● **Task description**
Select all lines with the string "color" in them, and copy those lines.
## Begin Data rows
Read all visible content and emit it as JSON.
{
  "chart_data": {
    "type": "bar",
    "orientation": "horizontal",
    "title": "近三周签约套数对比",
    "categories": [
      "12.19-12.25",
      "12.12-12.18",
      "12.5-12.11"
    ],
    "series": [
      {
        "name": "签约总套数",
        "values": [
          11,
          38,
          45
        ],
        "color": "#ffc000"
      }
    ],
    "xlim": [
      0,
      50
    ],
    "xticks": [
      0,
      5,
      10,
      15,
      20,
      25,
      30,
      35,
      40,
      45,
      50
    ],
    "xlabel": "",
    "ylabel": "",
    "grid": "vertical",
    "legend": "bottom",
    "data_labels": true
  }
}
## End Data rows
## Begin Data rows
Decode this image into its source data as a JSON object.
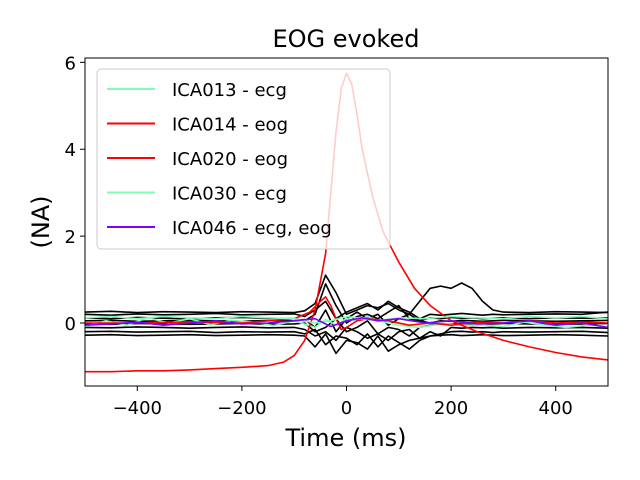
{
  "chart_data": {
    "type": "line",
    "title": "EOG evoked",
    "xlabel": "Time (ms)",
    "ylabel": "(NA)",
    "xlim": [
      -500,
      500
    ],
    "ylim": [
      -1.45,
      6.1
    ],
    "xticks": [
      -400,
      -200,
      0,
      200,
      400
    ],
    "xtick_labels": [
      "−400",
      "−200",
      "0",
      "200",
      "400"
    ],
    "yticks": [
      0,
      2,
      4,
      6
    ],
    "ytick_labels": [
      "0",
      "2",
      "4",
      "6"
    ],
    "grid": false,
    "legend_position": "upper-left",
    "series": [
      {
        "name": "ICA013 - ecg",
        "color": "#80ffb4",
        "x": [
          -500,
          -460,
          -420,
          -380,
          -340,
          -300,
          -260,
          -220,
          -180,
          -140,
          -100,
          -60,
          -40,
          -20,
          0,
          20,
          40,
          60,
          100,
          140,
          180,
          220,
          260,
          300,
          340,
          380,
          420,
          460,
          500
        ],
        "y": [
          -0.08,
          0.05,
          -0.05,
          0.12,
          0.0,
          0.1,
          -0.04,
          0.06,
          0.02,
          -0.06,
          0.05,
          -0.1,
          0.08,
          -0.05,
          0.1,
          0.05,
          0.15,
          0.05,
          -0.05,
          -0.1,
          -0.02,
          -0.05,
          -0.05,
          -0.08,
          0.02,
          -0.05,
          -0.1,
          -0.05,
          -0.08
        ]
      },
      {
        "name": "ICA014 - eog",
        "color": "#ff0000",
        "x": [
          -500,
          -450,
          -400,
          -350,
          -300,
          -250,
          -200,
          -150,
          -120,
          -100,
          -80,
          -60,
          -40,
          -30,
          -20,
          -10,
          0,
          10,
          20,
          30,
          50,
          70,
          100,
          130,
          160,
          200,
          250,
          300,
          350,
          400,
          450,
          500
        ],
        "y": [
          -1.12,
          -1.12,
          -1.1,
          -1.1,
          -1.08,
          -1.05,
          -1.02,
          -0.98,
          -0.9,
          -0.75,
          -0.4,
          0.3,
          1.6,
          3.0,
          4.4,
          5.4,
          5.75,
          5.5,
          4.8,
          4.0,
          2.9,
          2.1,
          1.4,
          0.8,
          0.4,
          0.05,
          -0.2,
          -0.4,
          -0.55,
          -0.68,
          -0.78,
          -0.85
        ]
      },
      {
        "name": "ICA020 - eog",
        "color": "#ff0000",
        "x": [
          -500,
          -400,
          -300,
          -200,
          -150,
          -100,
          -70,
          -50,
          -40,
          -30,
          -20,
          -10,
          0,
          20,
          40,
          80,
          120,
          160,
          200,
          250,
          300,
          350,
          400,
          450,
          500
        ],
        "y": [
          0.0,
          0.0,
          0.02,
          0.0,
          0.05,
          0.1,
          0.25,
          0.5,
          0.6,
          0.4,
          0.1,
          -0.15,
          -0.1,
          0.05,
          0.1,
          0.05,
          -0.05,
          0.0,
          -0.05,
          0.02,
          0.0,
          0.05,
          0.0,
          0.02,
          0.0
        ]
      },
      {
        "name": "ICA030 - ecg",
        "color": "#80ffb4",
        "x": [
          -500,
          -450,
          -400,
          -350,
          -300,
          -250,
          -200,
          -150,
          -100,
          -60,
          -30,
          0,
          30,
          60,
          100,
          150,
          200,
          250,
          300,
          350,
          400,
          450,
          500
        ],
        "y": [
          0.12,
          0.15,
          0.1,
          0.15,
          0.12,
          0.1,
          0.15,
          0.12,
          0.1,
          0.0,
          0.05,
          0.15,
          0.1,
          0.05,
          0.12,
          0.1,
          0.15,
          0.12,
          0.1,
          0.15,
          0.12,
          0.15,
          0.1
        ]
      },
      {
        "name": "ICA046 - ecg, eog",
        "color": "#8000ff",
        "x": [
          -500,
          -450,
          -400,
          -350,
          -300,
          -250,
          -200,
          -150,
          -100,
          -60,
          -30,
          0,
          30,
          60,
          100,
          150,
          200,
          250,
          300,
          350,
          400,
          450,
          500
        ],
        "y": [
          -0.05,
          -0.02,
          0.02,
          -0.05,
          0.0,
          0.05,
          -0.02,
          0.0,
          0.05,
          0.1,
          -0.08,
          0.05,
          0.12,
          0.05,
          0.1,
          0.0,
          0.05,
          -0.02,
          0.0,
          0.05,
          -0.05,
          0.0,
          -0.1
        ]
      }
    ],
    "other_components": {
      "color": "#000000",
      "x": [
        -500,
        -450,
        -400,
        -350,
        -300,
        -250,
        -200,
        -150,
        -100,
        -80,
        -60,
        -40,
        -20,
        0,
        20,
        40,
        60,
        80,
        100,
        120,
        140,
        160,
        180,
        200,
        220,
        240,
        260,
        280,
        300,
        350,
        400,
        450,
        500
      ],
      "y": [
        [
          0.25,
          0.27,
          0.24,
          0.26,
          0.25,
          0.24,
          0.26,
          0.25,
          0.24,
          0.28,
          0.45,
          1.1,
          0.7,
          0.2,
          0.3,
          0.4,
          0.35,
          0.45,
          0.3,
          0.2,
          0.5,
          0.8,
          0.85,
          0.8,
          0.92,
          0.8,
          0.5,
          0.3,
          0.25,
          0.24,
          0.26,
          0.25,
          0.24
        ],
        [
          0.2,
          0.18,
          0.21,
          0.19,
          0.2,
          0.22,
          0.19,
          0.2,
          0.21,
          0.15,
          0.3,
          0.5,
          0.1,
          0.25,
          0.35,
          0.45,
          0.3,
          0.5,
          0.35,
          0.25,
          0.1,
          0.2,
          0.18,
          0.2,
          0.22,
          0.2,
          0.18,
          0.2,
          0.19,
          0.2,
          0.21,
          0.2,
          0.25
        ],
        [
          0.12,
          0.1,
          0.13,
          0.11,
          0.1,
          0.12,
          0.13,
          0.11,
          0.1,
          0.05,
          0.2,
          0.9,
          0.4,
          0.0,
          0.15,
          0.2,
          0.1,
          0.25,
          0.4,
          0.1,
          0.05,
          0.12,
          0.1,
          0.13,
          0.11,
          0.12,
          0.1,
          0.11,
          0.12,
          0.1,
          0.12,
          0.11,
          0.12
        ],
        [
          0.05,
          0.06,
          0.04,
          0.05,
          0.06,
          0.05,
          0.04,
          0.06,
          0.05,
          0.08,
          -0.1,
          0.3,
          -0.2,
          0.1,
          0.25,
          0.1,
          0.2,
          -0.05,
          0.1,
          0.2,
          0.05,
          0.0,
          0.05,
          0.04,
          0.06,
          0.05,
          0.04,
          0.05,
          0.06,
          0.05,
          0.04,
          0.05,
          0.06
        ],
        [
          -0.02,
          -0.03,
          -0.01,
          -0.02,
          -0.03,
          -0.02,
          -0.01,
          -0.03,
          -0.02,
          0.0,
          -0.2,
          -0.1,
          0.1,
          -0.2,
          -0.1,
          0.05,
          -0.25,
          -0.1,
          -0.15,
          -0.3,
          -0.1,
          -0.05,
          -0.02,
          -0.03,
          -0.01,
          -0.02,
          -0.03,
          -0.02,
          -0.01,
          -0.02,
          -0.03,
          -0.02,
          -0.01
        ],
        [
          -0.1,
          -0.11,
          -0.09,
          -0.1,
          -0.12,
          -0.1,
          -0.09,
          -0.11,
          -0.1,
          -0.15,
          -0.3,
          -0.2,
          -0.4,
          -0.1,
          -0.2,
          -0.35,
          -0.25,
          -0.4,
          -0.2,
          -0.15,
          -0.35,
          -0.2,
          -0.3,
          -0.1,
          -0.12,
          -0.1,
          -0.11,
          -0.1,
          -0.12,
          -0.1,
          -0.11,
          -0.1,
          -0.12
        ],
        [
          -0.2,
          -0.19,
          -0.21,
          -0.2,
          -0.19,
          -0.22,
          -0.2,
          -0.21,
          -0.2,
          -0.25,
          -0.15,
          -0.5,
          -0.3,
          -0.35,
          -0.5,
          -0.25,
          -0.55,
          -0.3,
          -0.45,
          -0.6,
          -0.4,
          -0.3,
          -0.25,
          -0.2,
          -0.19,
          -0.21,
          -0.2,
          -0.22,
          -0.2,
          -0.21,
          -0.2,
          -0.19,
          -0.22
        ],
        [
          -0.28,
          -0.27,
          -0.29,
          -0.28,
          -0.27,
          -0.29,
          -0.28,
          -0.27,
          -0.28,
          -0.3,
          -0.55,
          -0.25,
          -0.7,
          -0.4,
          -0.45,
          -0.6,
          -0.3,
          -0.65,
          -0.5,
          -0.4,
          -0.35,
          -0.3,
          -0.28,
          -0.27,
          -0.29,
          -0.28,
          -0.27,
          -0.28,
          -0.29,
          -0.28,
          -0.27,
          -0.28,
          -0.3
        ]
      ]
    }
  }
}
## End Data rows
● **Finished task**
        "color": "#ffc000"
        "color": "#80ffb4",
        "color": "#ff0000",
        "color": "#ff0000",
        "color": "#80ffb4",
        "color": "#8000ff",
      "color": "#000000",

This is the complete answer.